» Set exercise: Print the whole listing exactly.

==== Record list ====

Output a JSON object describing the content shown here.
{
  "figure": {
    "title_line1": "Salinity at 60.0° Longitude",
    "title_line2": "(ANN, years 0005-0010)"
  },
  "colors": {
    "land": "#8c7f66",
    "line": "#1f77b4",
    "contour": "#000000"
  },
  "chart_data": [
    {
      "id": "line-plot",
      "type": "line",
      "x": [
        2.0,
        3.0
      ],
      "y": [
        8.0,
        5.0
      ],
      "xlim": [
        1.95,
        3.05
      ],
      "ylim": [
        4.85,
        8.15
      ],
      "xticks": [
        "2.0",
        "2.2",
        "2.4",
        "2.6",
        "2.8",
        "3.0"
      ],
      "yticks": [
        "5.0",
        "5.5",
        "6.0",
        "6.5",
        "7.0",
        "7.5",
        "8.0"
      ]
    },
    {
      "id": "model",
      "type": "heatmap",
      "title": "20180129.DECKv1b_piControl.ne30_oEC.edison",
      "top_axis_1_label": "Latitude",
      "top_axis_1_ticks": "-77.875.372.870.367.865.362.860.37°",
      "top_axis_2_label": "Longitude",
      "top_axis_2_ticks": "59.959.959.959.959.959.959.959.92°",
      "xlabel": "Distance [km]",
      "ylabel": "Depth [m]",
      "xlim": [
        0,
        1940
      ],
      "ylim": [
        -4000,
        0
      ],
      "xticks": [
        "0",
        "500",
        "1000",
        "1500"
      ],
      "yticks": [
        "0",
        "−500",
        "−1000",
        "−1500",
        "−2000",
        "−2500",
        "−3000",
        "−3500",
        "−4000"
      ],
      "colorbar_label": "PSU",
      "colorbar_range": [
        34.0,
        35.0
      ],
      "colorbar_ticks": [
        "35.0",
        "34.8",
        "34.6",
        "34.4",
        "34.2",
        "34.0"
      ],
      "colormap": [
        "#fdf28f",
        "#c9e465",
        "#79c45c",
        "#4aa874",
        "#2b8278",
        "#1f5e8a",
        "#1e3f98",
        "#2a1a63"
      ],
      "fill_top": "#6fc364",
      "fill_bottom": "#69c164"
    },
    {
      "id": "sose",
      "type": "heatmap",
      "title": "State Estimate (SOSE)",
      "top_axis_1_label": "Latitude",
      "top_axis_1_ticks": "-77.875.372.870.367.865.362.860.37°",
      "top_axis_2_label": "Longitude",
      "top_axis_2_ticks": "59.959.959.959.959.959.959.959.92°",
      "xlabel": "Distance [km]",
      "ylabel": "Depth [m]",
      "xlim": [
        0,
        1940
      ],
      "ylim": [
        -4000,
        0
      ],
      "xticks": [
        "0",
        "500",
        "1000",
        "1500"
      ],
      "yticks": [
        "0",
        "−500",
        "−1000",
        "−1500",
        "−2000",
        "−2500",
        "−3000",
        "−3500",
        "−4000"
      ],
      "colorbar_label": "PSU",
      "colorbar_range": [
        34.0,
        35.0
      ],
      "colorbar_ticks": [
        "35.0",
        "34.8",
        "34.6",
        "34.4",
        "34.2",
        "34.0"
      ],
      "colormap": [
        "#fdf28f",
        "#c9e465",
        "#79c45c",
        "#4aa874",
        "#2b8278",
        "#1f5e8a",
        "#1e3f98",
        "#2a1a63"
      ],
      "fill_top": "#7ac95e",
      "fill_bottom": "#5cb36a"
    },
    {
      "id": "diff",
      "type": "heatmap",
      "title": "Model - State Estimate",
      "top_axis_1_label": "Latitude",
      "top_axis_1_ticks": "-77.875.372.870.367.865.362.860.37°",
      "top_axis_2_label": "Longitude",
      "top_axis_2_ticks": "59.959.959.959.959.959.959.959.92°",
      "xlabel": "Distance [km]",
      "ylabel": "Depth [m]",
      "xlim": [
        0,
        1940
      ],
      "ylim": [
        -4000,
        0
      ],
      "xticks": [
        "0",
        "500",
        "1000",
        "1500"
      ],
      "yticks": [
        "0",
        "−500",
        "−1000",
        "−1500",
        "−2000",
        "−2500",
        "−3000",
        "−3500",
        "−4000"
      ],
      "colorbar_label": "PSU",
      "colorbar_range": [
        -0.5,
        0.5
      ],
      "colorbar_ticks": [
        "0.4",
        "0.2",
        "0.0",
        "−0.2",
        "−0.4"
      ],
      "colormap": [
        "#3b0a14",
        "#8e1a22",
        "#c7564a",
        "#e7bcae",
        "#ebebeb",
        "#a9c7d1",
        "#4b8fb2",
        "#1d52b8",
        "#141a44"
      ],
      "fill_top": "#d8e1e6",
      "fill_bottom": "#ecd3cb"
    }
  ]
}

====

» Reply to the exercise:
Output a JSON object describing the content shown here.
{
  "figure": {
    "title_line1": "Salinity at 60.0° Longitude",
    "title_line2": "(ANN, years 0005-0010)"
  },
  "colors": {
    "land": "#8c7f66",
    "line": "#1f77b4",
    "contour": "#000000"
  },
  "chart_data": [
    {
      "id": "line-plot",
      "type": "line",
      "x": [
        2.0,
        3.0
      ],
      "y": [
        8.0,
        5.0
      ],
      "xlim": [
        1.95,
        3.05
      ],
      "ylim": [
        4.85,
        8.15
      ],
      "xticks": [
        "2.0",
        "2.2",
        "2.4",
        "2.6",
        "2.8",
        "3.0"
      ],
      "yticks": [
        "5.0",
        "5.5",
        "6.0",
        "6.5",
        "7.0",
        "7.5",
        "8.0"
      ]
    },
    {
      "id": "model",
      "type": "heatmap",
      "title": "20180129.DECKv1b_piControl.ne30_oEC.edison",
      "top_axis_1_label": "Latitude",
      "top_axis_1_ticks": "-77.875.372.870.367.865.362.860.37°",
      "top_axis_2_label": "Longitude",
      "top_axis_2_ticks": "59.959.959.959.959.959.959.959.92°",
      "xlabel": "Distance [km]",
      "ylabel": "Depth [m]",
      "xlim": [
        0,
        1940
      ],
      "ylim": [
        -4000,
        0
      ],
      "xticks": [
        "0",
        "500",
        "1000",
        "1500"
      ],
      "yticks": [
        "0",
        "−500",
        "−1000",
        "−1500",
        "−2000",
        "−2500",
        "−3000",
        "−3500",
        "−4000"
      ],
      "colorbar_label": "PSU",
      "colorbar_range": [
        34.0,
        35.0
      ],
      "colorbar_ticks": [
        "35.0",
        "34.8",
        "34.6",
        "34.4",
        "34.2",
        "34.0"
      ],
      "colormap": [
        "#fdf28f",
        "#c9e465",
        "#79c45c",
        "#4aa874",
        "#2b8278",
        "#1f5e8a",
        "#1e3f98",
        "#2a1a63"
      ],
      "fill_top": "#6fc364",
      "fill_bottom": "#69c164"
    },
    {
      "id": "sose",
      "type": "heatmap",
      "title": "State Estimate (SOSE)",
      "top_axis_1_label": "Latitude",
      "top_axis_1_ticks": "-77.875.372.870.367.865.362.860.37°",
      "top_axis_2_label": "Longitude",
      "top_axis_2_ticks": "59.959.959.959.959.959.959.959.92°",
      "xlabel": "Distance [km]",
      "ylabel": "Depth [m]",
      "xlim": [
        0,
        1940
      ],
      "ylim": [
        -4000,
        0
      ],
      "xticks": [
        "0",
        "500",
        "1000",
        "1500"
      ],
      "yticks": [
        "0",
        "−500",
        "−1000",
        "−1500",
        "−2000",
        "−2500",
        "−3000",
        "−3500",
        "−4000"
      ],
      "colorbar_label": "PSU",
      "colorbar_range": [
        34.0,
        35.0
      ],
      "colorbar_ticks": [
        "35.0",
        "34.8",
        "34.6",
        "34.4",
        "34.2",
        "34.0"
      ],
      "colormap": [
        "#fdf28f",
        "#c9e465",
        "#79c45c",
        "#4aa874",
        "#2b8278",
        "#1f5e8a",
        "#1e3f98",
        "#2a1a63"
      ],
      "fill_top": "#7ac95e",
      "fill_bottom": "#5cb36a"
    },
    {
      "id": "diff",
      "type": "heatmap",
      "title": "Model - State Estimate",
      "top_axis_1_label": "Latitude",
      "top_axis_1_ticks": "-77.875.372.870.367.865.362.860.37°",
      "top_axis_2_label": "Longitude",
      "top_axis_2_ticks": "59.959.959.959.959.959.959.959.92°",
      "xlabel": "Distance [km]",
      "ylabel": "Depth [m]",
      "xlim": [
        0,
        1940
      ],
      "ylim": [
        -4000,
        0
      ],
      "xticks": [
        "0",
        "500",
        "1000",
        "1500"
      ],
      "yticks": [
        "0",
        "−500",
        "−1000",
        "−1500",
        "−2000",
        "−2500",
        "−3000",
        "−3500",
        "−4000"
      ],
      "colorbar_label": "PSU",
      "colorbar_range": [
        -0.5,
        0.5
      ],
      "colorbar_ticks": [
        "0.4",
        "0.2",
        "0.0",
        "−0.2",
        "−0.4"
      ],
      "colormap": [
        "#3b0a14",
        "#8e1a22",
        "#c7564a",
        "#e7bcae",
        "#ebebeb",
        "#a9c7d1",
        "#4b8fb2",
        "#1d52b8",
        "#141a44"
      ],
      "fill_top": "#d8e1e6",
      "fill_bottom": "#ecd3cb"
    }
  ]
}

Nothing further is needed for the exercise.